* _GIVEN EXERCISE_
Leave out every picture, and output exactly the lines from the line containing "What data populates" through the last line of the data.

* _DATA FOR THIS TASK_
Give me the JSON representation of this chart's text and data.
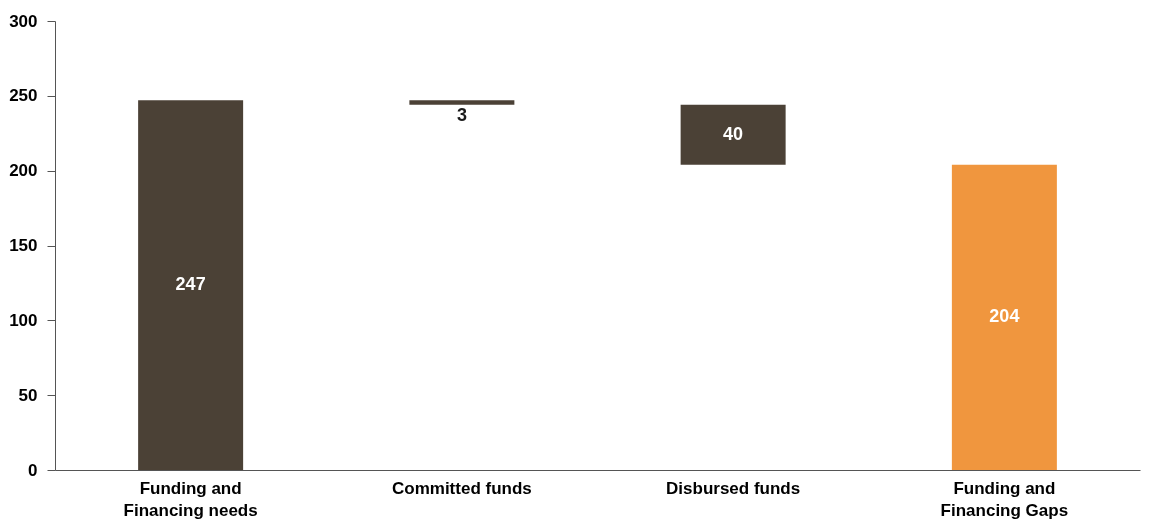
{
  "chart_data": {
    "type": "bar",
    "categories": [
      "Funding and Financing needs",
      "Committed funds",
      "Disbursed funds",
      "Funding and Financing Gaps"
    ],
    "values": [
      247,
      3,
      40,
      204
    ],
    "base": [
      0,
      244,
      204,
      0
    ],
    "colors": [
      "#4b4136",
      "#4b4136",
      "#4b4136",
      "#f0963e"
    ],
    "ylim": [
      0,
      300
    ],
    "yticks": [
      0,
      50,
      100,
      150,
      200,
      250,
      300
    ],
    "data_labels": true,
    "grid": false
  }
}
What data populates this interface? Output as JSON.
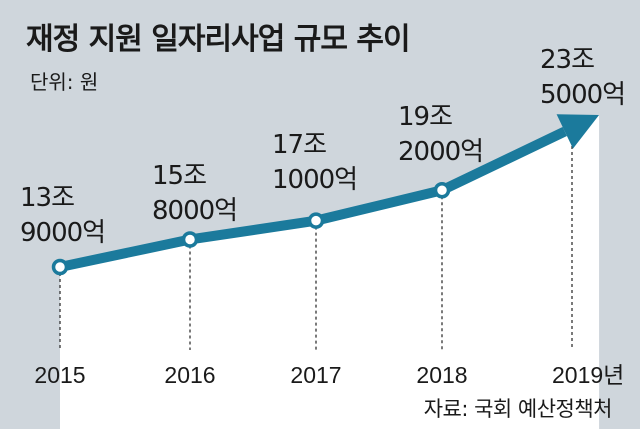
{
  "title": "재정 지원 일자리사업 규모 추이",
  "unit_label": "단위: 원",
  "source": "자료: 국회 예산정책처",
  "colors": {
    "background": "#cfd6dc",
    "area_fill": "#ffffff",
    "line": "#1b7a9c",
    "marker_fill": "#ffffff"
  },
  "chart_data": {
    "type": "line",
    "title": "재정 지원 일자리사업 규모 추이",
    "unit": "원",
    "categories": [
      "2015",
      "2016",
      "2017",
      "2018",
      "2019년"
    ],
    "values": [
      13.9,
      15.8,
      17.1,
      19.2,
      23.5
    ],
    "value_labels": [
      [
        "13조",
        "9000억"
      ],
      [
        "15조",
        "8000억"
      ],
      [
        "17조",
        "1000억"
      ],
      [
        "19조",
        "2000억"
      ],
      [
        "23조",
        "5000억"
      ]
    ],
    "markers": [
      true,
      true,
      true,
      true,
      false
    ],
    "arrow_end": true,
    "grid": false,
    "legend": "none"
  }
}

* _RESULT BELOW_
What data populates this interface? Output as JSON.
{
  "title": "재정 지원 일자리사업 규모 추이",
  "unit_label": "단위: 원",
  "source": "자료: 국회 예산정책처",
  "colors": {
    "background": "#cfd6dc",
    "area_fill": "#ffffff",
    "line": "#1b7a9c",
    "marker_fill": "#ffffff"
  },
  "chart_data": {
    "type": "line",
    "title": "재정 지원 일자리사업 규모 추이",
    "unit": "원",
    "categories": [
      "2015",
      "2016",
      "2017",
      "2018",
      "2019년"
    ],
    "values": [
      13.9,
      15.8,
      17.1,
      19.2,
      23.5
    ],
    "value_labels": [
      [
        "13조",
        "9000억"
      ],
      [
        "15조",
        "8000억"
      ],
      [
        "17조",
        "1000억"
      ],
      [
        "19조",
        "2000억"
      ],
      [
        "23조",
        "5000억"
      ]
    ],
    "markers": [
      true,
      true,
      true,
      true,
      false
    ],
    "arrow_end": true,
    "grid": false,
    "legend": "none"
  }
}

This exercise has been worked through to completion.